# SOURCE DATA
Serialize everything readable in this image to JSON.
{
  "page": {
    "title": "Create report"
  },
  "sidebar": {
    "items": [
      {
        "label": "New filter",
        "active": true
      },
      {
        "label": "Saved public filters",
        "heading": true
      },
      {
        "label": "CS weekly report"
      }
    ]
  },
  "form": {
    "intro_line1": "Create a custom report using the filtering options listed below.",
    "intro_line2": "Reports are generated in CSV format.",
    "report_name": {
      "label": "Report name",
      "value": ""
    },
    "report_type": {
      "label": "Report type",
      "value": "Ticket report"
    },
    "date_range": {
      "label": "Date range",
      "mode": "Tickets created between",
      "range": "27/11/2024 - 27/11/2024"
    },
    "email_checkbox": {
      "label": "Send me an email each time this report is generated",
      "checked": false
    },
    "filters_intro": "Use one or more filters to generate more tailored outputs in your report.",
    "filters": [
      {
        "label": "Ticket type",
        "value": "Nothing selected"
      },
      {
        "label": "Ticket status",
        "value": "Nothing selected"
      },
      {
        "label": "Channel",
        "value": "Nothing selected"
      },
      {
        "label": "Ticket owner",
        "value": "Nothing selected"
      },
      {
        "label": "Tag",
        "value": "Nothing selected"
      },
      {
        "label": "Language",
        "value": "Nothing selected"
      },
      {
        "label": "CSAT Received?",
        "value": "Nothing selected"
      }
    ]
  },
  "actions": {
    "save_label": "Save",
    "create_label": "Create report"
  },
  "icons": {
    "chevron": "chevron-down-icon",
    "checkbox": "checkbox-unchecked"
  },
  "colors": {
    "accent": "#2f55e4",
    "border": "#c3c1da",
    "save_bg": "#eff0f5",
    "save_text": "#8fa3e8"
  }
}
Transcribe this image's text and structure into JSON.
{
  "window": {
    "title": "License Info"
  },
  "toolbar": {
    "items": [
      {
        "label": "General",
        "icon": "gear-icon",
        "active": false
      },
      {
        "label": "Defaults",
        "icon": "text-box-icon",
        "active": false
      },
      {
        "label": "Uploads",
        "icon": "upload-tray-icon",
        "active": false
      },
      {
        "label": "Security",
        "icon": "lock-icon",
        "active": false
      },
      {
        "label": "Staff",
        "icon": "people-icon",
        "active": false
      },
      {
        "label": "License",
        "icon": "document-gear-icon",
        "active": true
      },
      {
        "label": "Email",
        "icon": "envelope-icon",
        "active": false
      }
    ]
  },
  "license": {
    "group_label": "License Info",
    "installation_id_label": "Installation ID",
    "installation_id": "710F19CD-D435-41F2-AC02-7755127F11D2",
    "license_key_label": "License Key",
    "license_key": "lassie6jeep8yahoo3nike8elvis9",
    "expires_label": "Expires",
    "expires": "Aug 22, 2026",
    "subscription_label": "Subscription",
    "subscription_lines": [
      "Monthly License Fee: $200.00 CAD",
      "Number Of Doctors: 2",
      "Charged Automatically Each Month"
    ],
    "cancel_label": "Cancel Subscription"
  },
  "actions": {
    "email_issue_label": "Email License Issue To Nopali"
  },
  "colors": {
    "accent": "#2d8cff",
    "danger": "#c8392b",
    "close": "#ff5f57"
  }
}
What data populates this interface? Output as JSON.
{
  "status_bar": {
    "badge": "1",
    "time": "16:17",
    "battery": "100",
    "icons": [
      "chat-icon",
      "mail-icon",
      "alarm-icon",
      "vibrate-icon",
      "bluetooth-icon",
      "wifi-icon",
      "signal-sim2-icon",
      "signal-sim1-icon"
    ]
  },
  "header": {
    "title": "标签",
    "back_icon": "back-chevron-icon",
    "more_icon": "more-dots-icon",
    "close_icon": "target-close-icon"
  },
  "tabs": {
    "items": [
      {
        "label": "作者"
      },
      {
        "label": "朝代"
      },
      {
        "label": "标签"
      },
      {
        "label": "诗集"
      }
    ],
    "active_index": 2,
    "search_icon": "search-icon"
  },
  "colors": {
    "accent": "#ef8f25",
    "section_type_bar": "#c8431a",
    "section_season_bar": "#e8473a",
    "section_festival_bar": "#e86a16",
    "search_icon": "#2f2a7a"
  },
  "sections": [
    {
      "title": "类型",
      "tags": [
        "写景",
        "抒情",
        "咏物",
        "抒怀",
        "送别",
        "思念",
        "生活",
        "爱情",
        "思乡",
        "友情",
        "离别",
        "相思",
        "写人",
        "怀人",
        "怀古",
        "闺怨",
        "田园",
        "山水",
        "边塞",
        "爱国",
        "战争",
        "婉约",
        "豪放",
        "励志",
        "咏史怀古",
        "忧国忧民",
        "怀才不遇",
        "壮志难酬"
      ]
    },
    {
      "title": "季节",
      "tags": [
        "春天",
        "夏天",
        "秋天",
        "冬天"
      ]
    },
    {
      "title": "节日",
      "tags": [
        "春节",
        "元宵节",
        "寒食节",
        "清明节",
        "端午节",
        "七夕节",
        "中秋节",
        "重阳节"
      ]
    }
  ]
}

# WHAT THE TASK ASKS
Reproduce each record shown above without altering a single word.

# COMPLETE OUTPUT
Serialize everything readable in this image to JSON.
{
  "page": {
    "title": "Create report"
  },
  "sidebar": {
    "items": [
      {
        "label": "New filter",
        "active": true
      },
      {
        "label": "Saved public filters",
        "heading": true
      },
      {
        "label": "CS weekly report"
      }
    ]
  },
  "form": {
    "intro_line1": "Create a custom report using the filtering options listed below.",
    "intro_line2": "Reports are generated in CSV format.",
    "report_name": {
      "label": "Report name",
      "value": ""
    },
    "report_type": {
      "label": "Report type",
      "value": "Ticket report"
    },
    "date_range": {
      "label": "Date range",
      "mode": "Tickets created between",
      "range": "27/11/2024 - 27/11/2024"
    },
    "email_checkbox": {
      "label": "Send me an email each time this report is generated",
      "checked": false
    },
    "filters_intro": "Use one or more filters to generate more tailored outputs in your report.",
    "filters": [
      {
        "label": "Ticket type",
        "value": "Nothing selected"
      },
      {
        "label": "Ticket status",
        "value": "Nothing selected"
      },
      {
        "label": "Channel",
        "value": "Nothing selected"
      },
      {
        "label": "Ticket owner",
        "value": "Nothing selected"
      },
      {
        "label": "Tag",
        "value": "Nothing selected"
      },
      {
        "label": "Language",
        "value": "Nothing selected"
      },
      {
        "label": "CSAT Received?",
        "value": "Nothing selected"
      }
    ]
  },
  "actions": {
    "save_label": "Save",
    "create_label": "Create report"
  },
  "icons": {
    "chevron": "chevron-down-icon",
    "checkbox": "checkbox-unchecked"
  },
  "colors": {
    "accent": "#2f55e4",
    "border": "#c3c1da",
    "save_bg": "#eff0f5",
    "save_text": "#8fa3e8"
  }
}
Transcribe this image's text and structure into JSON.
{
  "window": {
    "title": "License Info"
  },
  "toolbar": {
    "items": [
      {
        "label": "General",
        "icon": "gear-icon",
        "active": false
      },
      {
        "label": "Defaults",
        "icon": "text-box-icon",
        "active": false
      },
      {
        "label": "Uploads",
        "icon": "upload-tray-icon",
        "active": false
      },
      {
        "label": "Security",
        "icon": "lock-icon",
        "active": false
      },
      {
        "label": "Staff",
        "icon": "people-icon",
        "active": false
      },
      {
        "label": "License",
        "icon": "document-gear-icon",
        "active": true
      },
      {
        "label": "Email",
        "icon": "envelope-icon",
        "active": false
      }
    ]
  },
  "license": {
    "group_label": "License Info",
    "installation_id_label": "Installation ID",
    "installation_id": "710F19CD-D435-41F2-AC02-7755127F11D2",
    "license_key_label": "License Key",
    "license_key": "lassie6jeep8yahoo3nike8elvis9",
    "expires_label": "Expires",
    "expires": "Aug 22, 2026",
    "subscription_label": "Subscription",
    "subscription_lines": [
      "Monthly License Fee: $200.00 CAD",
      "Number Of Doctors: 2",
      "Charged Automatically Each Month"
    ],
    "cancel_label": "Cancel Subscription"
  },
  "actions": {
    "email_issue_label": "Email License Issue To Nopali"
  },
  "colors": {
    "accent": "#2d8cff",
    "danger": "#c8392b",
    "close": "#ff5f57"
  }
}
What data populates this interface? Output as JSON.
{
  "status_bar": {
    "badge": "1",
    "time": "16:17",
    "battery": "100",
    "icons": [
      "chat-icon",
      "mail-icon",
      "alarm-icon",
      "vibrate-icon",
      "bluetooth-icon",
      "wifi-icon",
      "signal-sim2-icon",
      "signal-sim1-icon"
    ]
  },
  "header": {
    "title": "标签",
    "back_icon": "back-chevron-icon",
    "more_icon": "more-dots-icon",
    "close_icon": "target-close-icon"
  },
  "tabs": {
    "items": [
      {
        "label": "作者"
      },
      {
        "label": "朝代"
      },
      {
        "label": "标签"
      },
      {
        "label": "诗集"
      }
    ],
    "active_index": 2,
    "search_icon": "search-icon"
  },
  "colors": {
    "accent": "#ef8f25",
    "section_type_bar": "#c8431a",
    "section_season_bar": "#e8473a",
    "section_festival_bar": "#e86a16",
    "search_icon": "#2f2a7a"
  },
  "sections": [
    {
      "title": "类型",
      "tags": [
        "写景",
        "抒情",
        "咏物",
        "抒怀",
        "送别",
        "思念",
        "生活",
        "爱情",
        "思乡",
        "友情",
        "离别",
        "相思",
        "写人",
        "怀人",
        "怀古",
        "闺怨",
        "田园",
        "山水",
        "边塞",
        "爱国",
        "战争",
        "婉约",
        "豪放",
        "励志",
        "咏史怀古",
        "忧国忧民",
        "怀才不遇",
        "壮志难酬"
      ]
    },
    {
      "title": "季节",
      "tags": [
        "春天",
        "夏天",
        "秋天",
        "冬天"
      ]
    },
    {
      "title": "节日",
      "tags": [
        "春节",
        "元宵节",
        "寒食节",
        "清明节",
        "端午节",
        "七夕节",
        "中秋节",
        "重阳节"
      ]
    }
  ]
}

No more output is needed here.